**Work to complete:** Reproduce all of the records exactly.

★ ★ ★ ★ ★

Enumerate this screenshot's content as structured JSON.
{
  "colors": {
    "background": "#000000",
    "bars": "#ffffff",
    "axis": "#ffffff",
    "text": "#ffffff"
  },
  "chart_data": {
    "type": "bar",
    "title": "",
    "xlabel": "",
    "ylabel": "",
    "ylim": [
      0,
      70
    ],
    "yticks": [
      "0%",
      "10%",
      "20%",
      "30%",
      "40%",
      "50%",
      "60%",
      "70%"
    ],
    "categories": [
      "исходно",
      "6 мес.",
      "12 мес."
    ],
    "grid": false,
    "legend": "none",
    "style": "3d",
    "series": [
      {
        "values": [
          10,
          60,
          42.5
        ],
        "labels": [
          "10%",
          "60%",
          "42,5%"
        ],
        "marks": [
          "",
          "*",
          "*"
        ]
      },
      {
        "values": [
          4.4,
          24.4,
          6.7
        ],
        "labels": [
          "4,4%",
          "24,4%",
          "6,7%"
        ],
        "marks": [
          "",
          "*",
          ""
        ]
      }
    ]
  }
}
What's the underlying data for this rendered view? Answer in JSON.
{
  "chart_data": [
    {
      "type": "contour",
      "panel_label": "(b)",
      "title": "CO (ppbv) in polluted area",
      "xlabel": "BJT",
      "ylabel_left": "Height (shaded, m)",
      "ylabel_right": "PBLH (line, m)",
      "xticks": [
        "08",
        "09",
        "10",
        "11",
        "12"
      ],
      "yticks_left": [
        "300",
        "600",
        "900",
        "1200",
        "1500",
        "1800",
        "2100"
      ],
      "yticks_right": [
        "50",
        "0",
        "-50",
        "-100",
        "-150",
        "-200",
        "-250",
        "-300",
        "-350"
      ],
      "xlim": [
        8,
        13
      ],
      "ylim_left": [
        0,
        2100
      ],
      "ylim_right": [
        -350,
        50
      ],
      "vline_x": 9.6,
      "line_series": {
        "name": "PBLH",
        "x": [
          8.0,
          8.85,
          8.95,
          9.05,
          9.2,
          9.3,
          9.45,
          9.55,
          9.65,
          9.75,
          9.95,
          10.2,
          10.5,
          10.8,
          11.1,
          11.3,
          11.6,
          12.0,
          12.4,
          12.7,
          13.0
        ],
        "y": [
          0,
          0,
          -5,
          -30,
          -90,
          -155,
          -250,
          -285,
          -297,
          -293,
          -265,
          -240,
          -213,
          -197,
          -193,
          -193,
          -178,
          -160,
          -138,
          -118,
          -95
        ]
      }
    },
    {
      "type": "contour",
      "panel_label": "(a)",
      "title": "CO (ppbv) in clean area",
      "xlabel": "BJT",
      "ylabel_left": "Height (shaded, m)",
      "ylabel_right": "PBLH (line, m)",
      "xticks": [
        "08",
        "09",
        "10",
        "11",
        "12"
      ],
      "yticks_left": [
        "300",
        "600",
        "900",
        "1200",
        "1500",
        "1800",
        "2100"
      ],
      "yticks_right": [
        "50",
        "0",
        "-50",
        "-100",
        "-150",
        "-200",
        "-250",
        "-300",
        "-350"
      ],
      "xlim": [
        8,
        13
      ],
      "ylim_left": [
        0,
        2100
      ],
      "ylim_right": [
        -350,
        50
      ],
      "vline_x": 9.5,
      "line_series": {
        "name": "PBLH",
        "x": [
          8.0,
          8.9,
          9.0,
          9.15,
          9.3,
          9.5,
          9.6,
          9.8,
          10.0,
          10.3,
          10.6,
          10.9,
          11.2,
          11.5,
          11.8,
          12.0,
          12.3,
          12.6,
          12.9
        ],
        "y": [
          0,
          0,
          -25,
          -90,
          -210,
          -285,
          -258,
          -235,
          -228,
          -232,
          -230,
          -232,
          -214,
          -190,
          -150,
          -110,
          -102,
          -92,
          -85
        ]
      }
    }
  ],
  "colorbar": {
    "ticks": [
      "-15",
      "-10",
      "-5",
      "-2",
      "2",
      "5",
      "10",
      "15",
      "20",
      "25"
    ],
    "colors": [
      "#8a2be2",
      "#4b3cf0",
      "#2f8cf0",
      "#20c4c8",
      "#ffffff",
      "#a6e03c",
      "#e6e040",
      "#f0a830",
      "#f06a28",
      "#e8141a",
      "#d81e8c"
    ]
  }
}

★ ★ ★ ★ ★

**Response:**
Enumerate this screenshot's content as structured JSON.
{
  "colors": {
    "background": "#000000",
    "bars": "#ffffff",
    "axis": "#ffffff",
    "text": "#ffffff"
  },
  "chart_data": {
    "type": "bar",
    "title": "",
    "xlabel": "",
    "ylabel": "",
    "ylim": [
      0,
      70
    ],
    "yticks": [
      "0%",
      "10%",
      "20%",
      "30%",
      "40%",
      "50%",
      "60%",
      "70%"
    ],
    "categories": [
      "исходно",
      "6 мес.",
      "12 мес."
    ],
    "grid": false,
    "legend": "none",
    "style": "3d",
    "series": [
      {
        "values": [
          10,
          60,
          42.5
        ],
        "labels": [
          "10%",
          "60%",
          "42,5%"
        ],
        "marks": [
          "",
          "*",
          "*"
        ]
      },
      {
        "values": [
          4.4,
          24.4,
          6.7
        ],
        "labels": [
          "4,4%",
          "24,4%",
          "6,7%"
        ],
        "marks": [
          "",
          "*",
          ""
        ]
      }
    ]
  }
}
What's the underlying data for this rendered view? Answer in JSON.
{
  "chart_data": [
    {
      "type": "contour",
      "panel_label": "(b)",
      "title": "CO (ppbv) in polluted area",
      "xlabel": "BJT",
      "ylabel_left": "Height (shaded, m)",
      "ylabel_right": "PBLH (line, m)",
      "xticks": [
        "08",
        "09",
        "10",
        "11",
        "12"
      ],
      "yticks_left": [
        "300",
        "600",
        "900",
        "1200",
        "1500",
        "1800",
        "2100"
      ],
      "yticks_right": [
        "50",
        "0",
        "-50",
        "-100",
        "-150",
        "-200",
        "-250",
        "-300",
        "-350"
      ],
      "xlim": [
        8,
        13
      ],
      "ylim_left": [
        0,
        2100
      ],
      "ylim_right": [
        -350,
        50
      ],
      "vline_x": 9.6,
      "line_series": {
        "name": "PBLH",
        "x": [
          8.0,
          8.85,
          8.95,
          9.05,
          9.2,
          9.3,
          9.45,
          9.55,
          9.65,
          9.75,
          9.95,
          10.2,
          10.5,
          10.8,
          11.1,
          11.3,
          11.6,
          12.0,
          12.4,
          12.7,
          13.0
        ],
        "y": [
          0,
          0,
          -5,
          -30,
          -90,
          -155,
          -250,
          -285,
          -297,
          -293,
          -265,
          -240,
          -213,
          -197,
          -193,
          -193,
          -178,
          -160,
          -138,
          -118,
          -95
        ]
      }
    },
    {
      "type": "contour",
      "panel_label": "(a)",
      "title": "CO (ppbv) in clean area",
      "xlabel": "BJT",
      "ylabel_left": "Height (shaded, m)",
      "ylabel_right": "PBLH (line, m)",
      "xticks": [
        "08",
        "09",
        "10",
        "11",
        "12"
      ],
      "yticks_left": [
        "300",
        "600",
        "900",
        "1200",
        "1500",
        "1800",
        "2100"
      ],
      "yticks_right": [
        "50",
        "0",
        "-50",
        "-100",
        "-150",
        "-200",
        "-250",
        "-300",
        "-350"
      ],
      "xlim": [
        8,
        13
      ],
      "ylim_left": [
        0,
        2100
      ],
      "ylim_right": [
        -350,
        50
      ],
      "vline_x": 9.5,
      "line_series": {
        "name": "PBLH",
        "x": [
          8.0,
          8.9,
          9.0,
          9.15,
          9.3,
          9.5,
          9.6,
          9.8,
          10.0,
          10.3,
          10.6,
          10.9,
          11.2,
          11.5,
          11.8,
          12.0,
          12.3,
          12.6,
          12.9
        ],
        "y": [
          0,
          0,
          -25,
          -90,
          -210,
          -285,
          -258,
          -235,
          -228,
          -232,
          -230,
          -232,
          -214,
          -190,
          -150,
          -110,
          -102,
          -92,
          -85
        ]
      }
    }
  ],
  "colorbar": {
    "ticks": [
      "-15",
      "-10",
      "-5",
      "-2",
      "2",
      "5",
      "10",
      "15",
      "20",
      "25"
    ],
    "colors": [
      "#8a2be2",
      "#4b3cf0",
      "#2f8cf0",
      "#20c4c8",
      "#ffffff",
      "#a6e03c",
      "#e6e040",
      "#f0a830",
      "#f06a28",
      "#e8141a",
      "#d81e8c"
    ]
  }
}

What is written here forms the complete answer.